* **Given instruction**
Each line that follows should be printed again exactly as it stands.

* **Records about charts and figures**
****

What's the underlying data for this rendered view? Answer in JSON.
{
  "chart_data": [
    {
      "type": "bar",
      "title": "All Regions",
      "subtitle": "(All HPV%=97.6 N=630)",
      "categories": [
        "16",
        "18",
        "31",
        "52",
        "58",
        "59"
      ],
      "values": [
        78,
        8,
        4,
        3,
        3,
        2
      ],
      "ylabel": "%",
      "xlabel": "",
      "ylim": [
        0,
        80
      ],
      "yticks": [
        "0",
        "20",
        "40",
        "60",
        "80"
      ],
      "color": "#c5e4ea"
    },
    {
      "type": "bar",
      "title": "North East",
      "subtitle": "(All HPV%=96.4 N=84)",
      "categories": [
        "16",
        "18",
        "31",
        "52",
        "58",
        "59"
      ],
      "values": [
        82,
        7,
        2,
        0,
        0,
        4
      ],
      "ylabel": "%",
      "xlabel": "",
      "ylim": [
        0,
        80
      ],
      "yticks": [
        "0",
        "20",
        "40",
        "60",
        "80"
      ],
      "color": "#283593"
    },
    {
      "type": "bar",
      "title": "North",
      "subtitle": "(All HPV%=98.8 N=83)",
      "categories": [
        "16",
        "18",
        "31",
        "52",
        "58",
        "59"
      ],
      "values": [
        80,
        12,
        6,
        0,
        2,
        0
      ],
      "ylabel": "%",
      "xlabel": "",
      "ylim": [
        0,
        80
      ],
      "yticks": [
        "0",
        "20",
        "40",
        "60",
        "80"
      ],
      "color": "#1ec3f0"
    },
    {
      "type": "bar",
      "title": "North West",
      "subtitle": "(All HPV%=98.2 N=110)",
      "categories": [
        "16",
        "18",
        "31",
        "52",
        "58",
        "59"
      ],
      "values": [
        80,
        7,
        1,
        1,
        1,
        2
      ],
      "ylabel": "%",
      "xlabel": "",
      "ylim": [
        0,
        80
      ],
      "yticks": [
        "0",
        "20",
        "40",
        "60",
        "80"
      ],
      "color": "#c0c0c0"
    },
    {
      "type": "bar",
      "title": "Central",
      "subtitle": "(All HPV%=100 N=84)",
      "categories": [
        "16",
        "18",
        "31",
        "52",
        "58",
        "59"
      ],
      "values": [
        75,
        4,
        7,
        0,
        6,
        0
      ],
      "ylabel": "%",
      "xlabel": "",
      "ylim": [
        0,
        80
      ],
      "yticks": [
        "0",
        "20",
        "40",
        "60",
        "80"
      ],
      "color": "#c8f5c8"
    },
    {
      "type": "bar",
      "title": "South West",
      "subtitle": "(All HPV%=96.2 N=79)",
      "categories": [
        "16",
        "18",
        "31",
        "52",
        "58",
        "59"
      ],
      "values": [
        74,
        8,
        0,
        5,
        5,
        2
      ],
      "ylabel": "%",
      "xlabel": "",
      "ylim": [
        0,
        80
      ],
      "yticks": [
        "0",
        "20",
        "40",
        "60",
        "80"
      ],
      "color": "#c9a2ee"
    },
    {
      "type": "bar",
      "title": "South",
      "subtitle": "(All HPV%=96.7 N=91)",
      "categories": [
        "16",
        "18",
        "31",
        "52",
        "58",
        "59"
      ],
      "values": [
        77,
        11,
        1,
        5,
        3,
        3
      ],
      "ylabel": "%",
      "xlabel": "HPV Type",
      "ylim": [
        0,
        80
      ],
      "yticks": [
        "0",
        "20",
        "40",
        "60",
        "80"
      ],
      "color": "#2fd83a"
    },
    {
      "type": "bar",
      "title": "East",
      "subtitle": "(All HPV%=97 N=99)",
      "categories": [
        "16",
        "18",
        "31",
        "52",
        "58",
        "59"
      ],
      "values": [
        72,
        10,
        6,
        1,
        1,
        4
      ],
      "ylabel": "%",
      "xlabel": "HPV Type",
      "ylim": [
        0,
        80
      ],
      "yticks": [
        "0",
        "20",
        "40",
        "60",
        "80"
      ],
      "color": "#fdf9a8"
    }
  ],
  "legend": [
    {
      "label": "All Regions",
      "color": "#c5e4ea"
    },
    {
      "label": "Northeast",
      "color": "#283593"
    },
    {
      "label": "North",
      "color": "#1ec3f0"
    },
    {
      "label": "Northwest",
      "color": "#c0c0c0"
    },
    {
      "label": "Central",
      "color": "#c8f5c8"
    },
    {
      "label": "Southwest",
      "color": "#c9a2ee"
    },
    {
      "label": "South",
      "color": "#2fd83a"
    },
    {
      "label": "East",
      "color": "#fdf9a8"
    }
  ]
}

****

* **Answer to the task**
What's the underlying data for this rendered view? Answer in JSON.
{
  "chart_data": [
    {
      "type": "bar",
      "title": "All Regions",
      "subtitle": "(All HPV%=97.6 N=630)",
      "categories": [
        "16",
        "18",
        "31",
        "52",
        "58",
        "59"
      ],
      "values": [
        78,
        8,
        4,
        3,
        3,
        2
      ],
      "ylabel": "%",
      "xlabel": "",
      "ylim": [
        0,
        80
      ],
      "yticks": [
        "0",
        "20",
        "40",
        "60",
        "80"
      ],
      "color": "#c5e4ea"
    },
    {
      "type": "bar",
      "title": "North East",
      "subtitle": "(All HPV%=96.4 N=84)",
      "categories": [
        "16",
        "18",
        "31",
        "52",
        "58",
        "59"
      ],
      "values": [
        82,
        7,
        2,
        0,
        0,
        4
      ],
      "ylabel": "%",
      "xlabel": "",
      "ylim": [
        0,
        80
      ],
      "yticks": [
        "0",
        "20",
        "40",
        "60",
        "80"
      ],
      "color": "#283593"
    },
    {
      "type": "bar",
      "title": "North",
      "subtitle": "(All HPV%=98.8 N=83)",
      "categories": [
        "16",
        "18",
        "31",
        "52",
        "58",
        "59"
      ],
      "values": [
        80,
        12,
        6,
        0,
        2,
        0
      ],
      "ylabel": "%",
      "xlabel": "",
      "ylim": [
        0,
        80
      ],
      "yticks": [
        "0",
        "20",
        "40",
        "60",
        "80"
      ],
      "color": "#1ec3f0"
    },
    {
      "type": "bar",
      "title": "North West",
      "subtitle": "(All HPV%=98.2 N=110)",
      "categories": [
        "16",
        "18",
        "31",
        "52",
        "58",
        "59"
      ],
      "values": [
        80,
        7,
        1,
        1,
        1,
        2
      ],
      "ylabel": "%",
      "xlabel": "",
      "ylim": [
        0,
        80
      ],
      "yticks": [
        "0",
        "20",
        "40",
        "60",
        "80"
      ],
      "color": "#c0c0c0"
    },
    {
      "type": "bar",
      "title": "Central",
      "subtitle": "(All HPV%=100 N=84)",
      "categories": [
        "16",
        "18",
        "31",
        "52",
        "58",
        "59"
      ],
      "values": [
        75,
        4,
        7,
        0,
        6,
        0
      ],
      "ylabel": "%",
      "xlabel": "",
      "ylim": [
        0,
        80
      ],
      "yticks": [
        "0",
        "20",
        "40",
        "60",
        "80"
      ],
      "color": "#c8f5c8"
    },
    {
      "type": "bar",
      "title": "South West",
      "subtitle": "(All HPV%=96.2 N=79)",
      "categories": [
        "16",
        "18",
        "31",
        "52",
        "58",
        "59"
      ],
      "values": [
        74,
        8,
        0,
        5,
        5,
        2
      ],
      "ylabel": "%",
      "xlabel": "",
      "ylim": [
        0,
        80
      ],
      "yticks": [
        "0",
        "20",
        "40",
        "60",
        "80"
      ],
      "color": "#c9a2ee"
    },
    {
      "type": "bar",
      "title": "South",
      "subtitle": "(All HPV%=96.7 N=91)",
      "categories": [
        "16",
        "18",
        "31",
        "52",
        "58",
        "59"
      ],
      "values": [
        77,
        11,
        1,
        5,
        3,
        3
      ],
      "ylabel": "%",
      "xlabel": "HPV Type",
      "ylim": [
        0,
        80
      ],
      "yticks": [
        "0",
        "20",
        "40",
        "60",
        "80"
      ],
      "color": "#2fd83a"
    },
    {
      "type": "bar",
      "title": "East",
      "subtitle": "(All HPV%=97 N=99)",
      "categories": [
        "16",
        "18",
        "31",
        "52",
        "58",
        "59"
      ],
      "values": [
        72,
        10,
        6,
        1,
        1,
        4
      ],
      "ylabel": "%",
      "xlabel": "HPV Type",
      "ylim": [
        0,
        80
      ],
      "yticks": [
        "0",
        "20",
        "40",
        "60",
        "80"
      ],
      "color": "#fdf9a8"
    }
  ],
  "legend": [
    {
      "label": "All Regions",
      "color": "#c5e4ea"
    },
    {
      "label": "Northeast",
      "color": "#283593"
    },
    {
      "label": "North",
      "color": "#1ec3f0"
    },
    {
      "label": "Northwest",
      "color": "#c0c0c0"
    },
    {
      "label": "Central",
      "color": "#c8f5c8"
    },
    {
      "label": "Southwest",
      "color": "#c9a2ee"
    },
    {
      "label": "South",
      "color": "#2fd83a"
    },
    {
      "label": "East",
      "color": "#fdf9a8"
    }
  ]
}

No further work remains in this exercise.